- [Set problem]:
Reproduce the listing below exactly. Pictures do not belong in the copy.

Collected data entries
::::::::

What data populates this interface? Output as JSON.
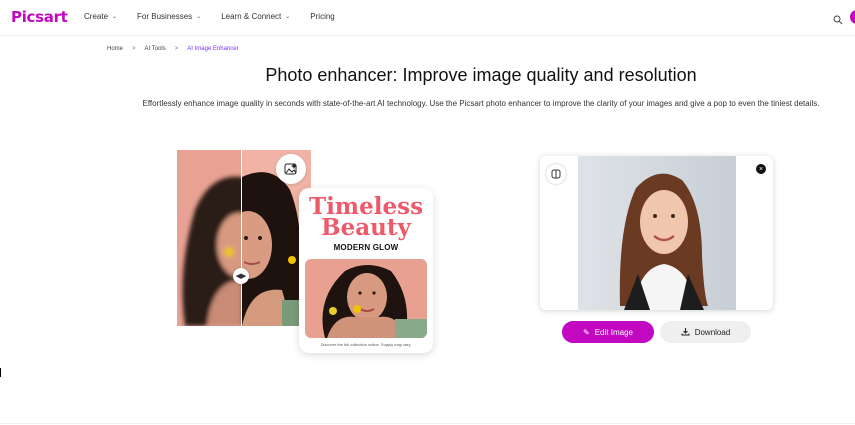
{
  "header": {
    "logo": "Picsart",
    "nav": [
      {
        "label": "Create",
        "has_chevron": true
      },
      {
        "label": "For Businesses",
        "has_chevron": true
      },
      {
        "label": "Learn & Connect",
        "has_chevron": true
      },
      {
        "label": "Pricing",
        "has_chevron": false
      }
    ],
    "icons": {
      "search": "search-icon"
    }
  },
  "breadcrumb": {
    "items": [
      "Home",
      "AI Tools",
      "AI Image Enhancer"
    ],
    "separator": ">"
  },
  "hero": {
    "title": "Photo enhancer: Improve image quality and resolution",
    "subtitle": "Effortlessly enhance image quality in seconds with state-of-the-art AI technology. Use the Picsart photo enhancer to improve the clarity of your images and give a pop to even the tiniest details."
  },
  "showcase": {
    "card_title_line1": "Timeless",
    "card_title_line2": "Beauty",
    "card_subtitle": "MODERN GLOW",
    "card_footer": "Discover the full collection online. Supply may vary."
  },
  "actions": {
    "edit_label": "Edit Image",
    "download_label": "Download"
  },
  "colors": {
    "brand": "#c209c1",
    "accent_purple": "#7b2ff7",
    "card_title": "#ef5a6a"
  }
}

::::::::

- [Complete output]:
What data populates this interface? Output as JSON.
{
  "header": {
    "logo": "Picsart",
    "nav": [
      {
        "label": "Create",
        "has_chevron": true
      },
      {
        "label": "For Businesses",
        "has_chevron": true
      },
      {
        "label": "Learn & Connect",
        "has_chevron": true
      },
      {
        "label": "Pricing",
        "has_chevron": false
      }
    ],
    "icons": {
      "search": "search-icon"
    }
  },
  "breadcrumb": {
    "items": [
      "Home",
      "AI Tools",
      "AI Image Enhancer"
    ],
    "separator": ">"
  },
  "hero": {
    "title": "Photo enhancer: Improve image quality and resolution",
    "subtitle": "Effortlessly enhance image quality in seconds with state-of-the-art AI technology. Use the Picsart photo enhancer to improve the clarity of your images and give a pop to even the tiniest details."
  },
  "showcase": {
    "card_title_line1": "Timeless",
    "card_title_line2": "Beauty",
    "card_subtitle": "MODERN GLOW",
    "card_footer": "Discover the full collection online. Supply may vary."
  },
  "actions": {
    "edit_label": "Edit Image",
    "download_label": "Download"
  },
  "colors": {
    "brand": "#c209c1",
    "accent_purple": "#7b2ff7",
    "card_title": "#ef5a6a"
  }
}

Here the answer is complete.